Goal of the exercise –
Make an exact copy of all the entries below, with the pictures left out.

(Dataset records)
########################################

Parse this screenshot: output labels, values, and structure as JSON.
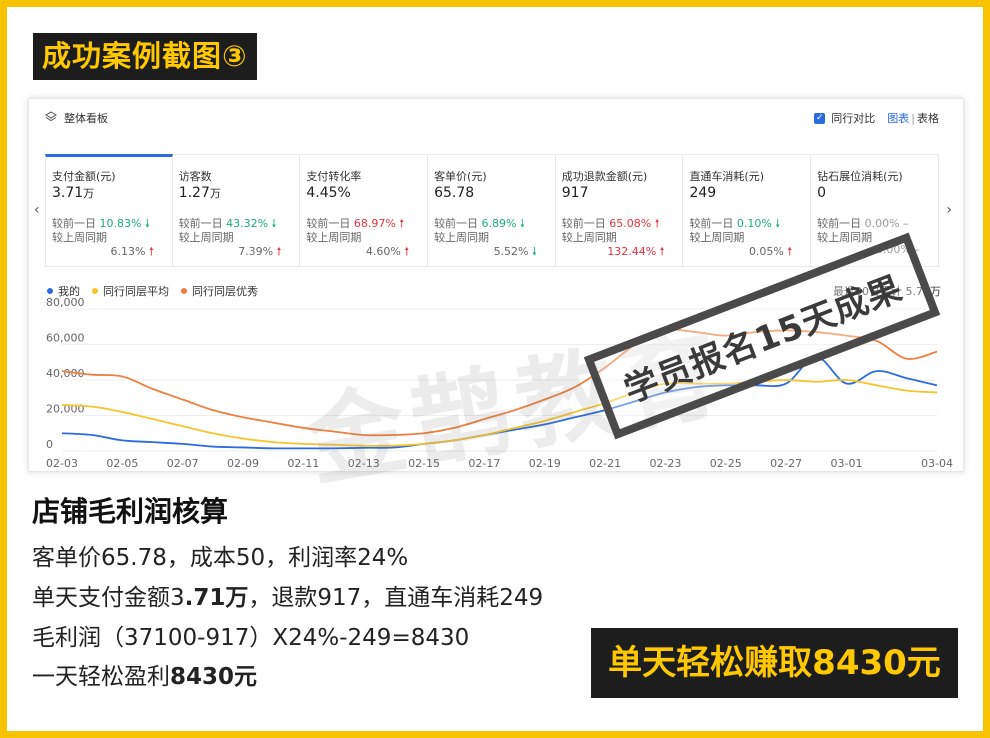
{
  "case_title": "成功案例截图③",
  "dashboard": {
    "title": "整体看板",
    "compare_label": "同行对比",
    "view_chart": "图表",
    "view_sep": "|",
    "view_table": "表格",
    "metrics": [
      {
        "label": "支付金额(元)",
        "value": "3.71",
        "unit": "万",
        "day_label": "较前一日",
        "day_pct": "10.83%",
        "day_dir": "down",
        "week_label": "较上周同期",
        "week_pct": "6.13%",
        "week_dir": "up"
      },
      {
        "label": "访客数",
        "value": "1.27",
        "unit": "万",
        "day_label": "较前一日",
        "day_pct": "43.32%",
        "day_dir": "down",
        "week_label": "较上周同期",
        "week_pct": "7.39%",
        "week_dir": "up"
      },
      {
        "label": "支付转化率",
        "value": "4.45%",
        "unit": "",
        "day_label": "较前一日",
        "day_pct": "68.97%",
        "day_dir": "up",
        "week_label": "较上周同期",
        "week_pct": "4.60%",
        "week_dir": "up"
      },
      {
        "label": "客单价(元)",
        "value": "65.78",
        "unit": "",
        "day_label": "较前一日",
        "day_pct": "6.89%",
        "day_dir": "down",
        "week_label": "较上周同期",
        "week_pct": "5.52%",
        "week_dir": "down"
      },
      {
        "label": "成功退款金额(元)",
        "value": "917",
        "unit": "",
        "day_label": "较前一日",
        "day_pct": "65.08%",
        "day_dir": "up",
        "week_label": "较上周同期",
        "week_pct": "132.44%",
        "week_dir": "up"
      },
      {
        "label": "直通车消耗(元)",
        "value": "249",
        "unit": "",
        "day_label": "较前一日",
        "day_pct": "0.10%",
        "day_dir": "down",
        "week_label": "较上周同期",
        "week_pct": "0.05%",
        "week_dir": "up"
      },
      {
        "label": "钻石展位消耗(元)",
        "value": "0",
        "unit": "",
        "day_label": "较前一日",
        "day_pct": "0.00%",
        "day_dir": "flat",
        "week_label": "较上周同期",
        "week_pct": "0.00%",
        "week_dir": "flat"
      }
    ],
    "arrow_symbols": {
      "up": "🠕",
      "down": "🠗",
      "flat": "–"
    },
    "legend": [
      {
        "name": "我的",
        "color": "#2b6be0"
      },
      {
        "name": "同行同层平均",
        "color": "#f5c52a"
      },
      {
        "name": "同行同层优秀",
        "color": "#f07f3c"
      }
    ],
    "range_note": "最近30日累计 5.79万",
    "nav_prev": "‹",
    "nav_next": "›"
  },
  "chart_data": {
    "type": "line",
    "x": [
      "02-03",
      "02-04",
      "02-05",
      "02-06",
      "02-07",
      "02-08",
      "02-09",
      "02-10",
      "02-11",
      "02-12",
      "02-13",
      "02-14",
      "02-15",
      "02-16",
      "02-17",
      "02-18",
      "02-19",
      "02-20",
      "02-21",
      "02-22",
      "02-23",
      "02-24",
      "02-25",
      "02-26",
      "02-27",
      "02-28",
      "03-01",
      "03-02",
      "03-03",
      "03-04"
    ],
    "xticks": [
      "02-03",
      "02-05",
      "02-07",
      "02-09",
      "02-11",
      "02-13",
      "02-15",
      "02-17",
      "02-19",
      "02-21",
      "02-23",
      "02-25",
      "02-27",
      "03-01",
      "03-04"
    ],
    "yticks": [
      "0",
      "20,000",
      "40,000",
      "60,000",
      "80,000"
    ],
    "ylim": [
      0,
      80000
    ],
    "series": [
      {
        "name": "我的",
        "color": "#2b6be0",
        "values": [
          10000,
          9000,
          6000,
          5000,
          4000,
          2500,
          2000,
          1500,
          1500,
          1500,
          1800,
          2000,
          4000,
          6000,
          9000,
          12000,
          15000,
          19000,
          23000,
          28000,
          33000,
          36000,
          37000,
          37000,
          38000,
          53000,
          38000,
          45000,
          41000,
          37000
        ]
      },
      {
        "name": "同行同层平均",
        "color": "#f5c52a",
        "values": [
          26000,
          25000,
          22000,
          18000,
          14000,
          10000,
          7000,
          5000,
          4000,
          3500,
          3000,
          3000,
          4000,
          6000,
          9000,
          13000,
          17000,
          22000,
          27000,
          33000,
          38000,
          38000,
          38000,
          39000,
          40000,
          39000,
          40000,
          37000,
          34000,
          33000
        ]
      },
      {
        "name": "同行同层优秀",
        "color": "#f07f3c",
        "values": [
          45000,
          43000,
          42000,
          35000,
          29000,
          23000,
          19000,
          16000,
          13000,
          11000,
          9000,
          9000,
          10000,
          13000,
          18000,
          23000,
          29000,
          36000,
          47000,
          60000,
          68000,
          67000,
          65000,
          67000,
          68000,
          67000,
          65000,
          62000,
          52000,
          56000
        ]
      }
    ]
  },
  "watermark": "金鹊教育",
  "stamp": "学员报名15天成果",
  "calc": {
    "title": "店铺毛利润核算",
    "line1": "客单价65.78，成本50，利润率24%",
    "line2_a": "单天支付金额3",
    "line2_b": ".71万",
    "line2_c": "，退款917，直通车消耗249",
    "line3": "毛利润（37100-917）X24%-249=8430",
    "line4_a": "一天轻松盈利",
    "line4_b": "8430元"
  },
  "badge": "单天轻松赚取8430元"
}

########################################

Task output –
Parse this screenshot: output labels, values, and structure as JSON.
{
  "case_title": "成功案例截图③",
  "dashboard": {
    "title": "整体看板",
    "compare_label": "同行对比",
    "view_chart": "图表",
    "view_sep": "|",
    "view_table": "表格",
    "metrics": [
      {
        "label": "支付金额(元)",
        "value": "3.71",
        "unit": "万",
        "day_label": "较前一日",
        "day_pct": "10.83%",
        "day_dir": "down",
        "week_label": "较上周同期",
        "week_pct": "6.13%",
        "week_dir": "up"
      },
      {
        "label": "访客数",
        "value": "1.27",
        "unit": "万",
        "day_label": "较前一日",
        "day_pct": "43.32%",
        "day_dir": "down",
        "week_label": "较上周同期",
        "week_pct": "7.39%",
        "week_dir": "up"
      },
      {
        "label": "支付转化率",
        "value": "4.45%",
        "unit": "",
        "day_label": "较前一日",
        "day_pct": "68.97%",
        "day_dir": "up",
        "week_label": "较上周同期",
        "week_pct": "4.60%",
        "week_dir": "up"
      },
      {
        "label": "客单价(元)",
        "value": "65.78",
        "unit": "",
        "day_label": "较前一日",
        "day_pct": "6.89%",
        "day_dir": "down",
        "week_label": "较上周同期",
        "week_pct": "5.52%",
        "week_dir": "down"
      },
      {
        "label": "成功退款金额(元)",
        "value": "917",
        "unit": "",
        "day_label": "较前一日",
        "day_pct": "65.08%",
        "day_dir": "up",
        "week_label": "较上周同期",
        "week_pct": "132.44%",
        "week_dir": "up"
      },
      {
        "label": "直通车消耗(元)",
        "value": "249",
        "unit": "",
        "day_label": "较前一日",
        "day_pct": "0.10%",
        "day_dir": "down",
        "week_label": "较上周同期",
        "week_pct": "0.05%",
        "week_dir": "up"
      },
      {
        "label": "钻石展位消耗(元)",
        "value": "0",
        "unit": "",
        "day_label": "较前一日",
        "day_pct": "0.00%",
        "day_dir": "flat",
        "week_label": "较上周同期",
        "week_pct": "0.00%",
        "week_dir": "flat"
      }
    ],
    "arrow_symbols": {
      "up": "🠕",
      "down": "🠗",
      "flat": "–"
    },
    "legend": [
      {
        "name": "我的",
        "color": "#2b6be0"
      },
      {
        "name": "同行同层平均",
        "color": "#f5c52a"
      },
      {
        "name": "同行同层优秀",
        "color": "#f07f3c"
      }
    ],
    "range_note": "最近30日累计 5.79万",
    "nav_prev": "‹",
    "nav_next": "›"
  },
  "chart_data": {
    "type": "line",
    "x": [
      "02-03",
      "02-04",
      "02-05",
      "02-06",
      "02-07",
      "02-08",
      "02-09",
      "02-10",
      "02-11",
      "02-12",
      "02-13",
      "02-14",
      "02-15",
      "02-16",
      "02-17",
      "02-18",
      "02-19",
      "02-20",
      "02-21",
      "02-22",
      "02-23",
      "02-24",
      "02-25",
      "02-26",
      "02-27",
      "02-28",
      "03-01",
      "03-02",
      "03-03",
      "03-04"
    ],
    "xticks": [
      "02-03",
      "02-05",
      "02-07",
      "02-09",
      "02-11",
      "02-13",
      "02-15",
      "02-17",
      "02-19",
      "02-21",
      "02-23",
      "02-25",
      "02-27",
      "03-01",
      "03-04"
    ],
    "yticks": [
      "0",
      "20,000",
      "40,000",
      "60,000",
      "80,000"
    ],
    "ylim": [
      0,
      80000
    ],
    "series": [
      {
        "name": "我的",
        "color": "#2b6be0",
        "values": [
          10000,
          9000,
          6000,
          5000,
          4000,
          2500,
          2000,
          1500,
          1500,
          1500,
          1800,
          2000,
          4000,
          6000,
          9000,
          12000,
          15000,
          19000,
          23000,
          28000,
          33000,
          36000,
          37000,
          37000,
          38000,
          53000,
          38000,
          45000,
          41000,
          37000
        ]
      },
      {
        "name": "同行同层平均",
        "color": "#f5c52a",
        "values": [
          26000,
          25000,
          22000,
          18000,
          14000,
          10000,
          7000,
          5000,
          4000,
          3500,
          3000,
          3000,
          4000,
          6000,
          9000,
          13000,
          17000,
          22000,
          27000,
          33000,
          38000,
          38000,
          38000,
          39000,
          40000,
          39000,
          40000,
          37000,
          34000,
          33000
        ]
      },
      {
        "name": "同行同层优秀",
        "color": "#f07f3c",
        "values": [
          45000,
          43000,
          42000,
          35000,
          29000,
          23000,
          19000,
          16000,
          13000,
          11000,
          9000,
          9000,
          10000,
          13000,
          18000,
          23000,
          29000,
          36000,
          47000,
          60000,
          68000,
          67000,
          65000,
          67000,
          68000,
          67000,
          65000,
          62000,
          52000,
          56000
        ]
      }
    ]
  },
  "watermark": "金鹊教育",
  "stamp": "学员报名15天成果",
  "calc": {
    "title": "店铺毛利润核算",
    "line1": "客单价65.78，成本50，利润率24%",
    "line2_a": "单天支付金额3",
    "line2_b": ".71万",
    "line2_c": "，退款917，直通车消耗249",
    "line3": "毛利润（37100-917）X24%-249=8430",
    "line4_a": "一天轻松盈利",
    "line4_b": "8430元"
  },
  "badge": "单天轻松赚取8430元"
}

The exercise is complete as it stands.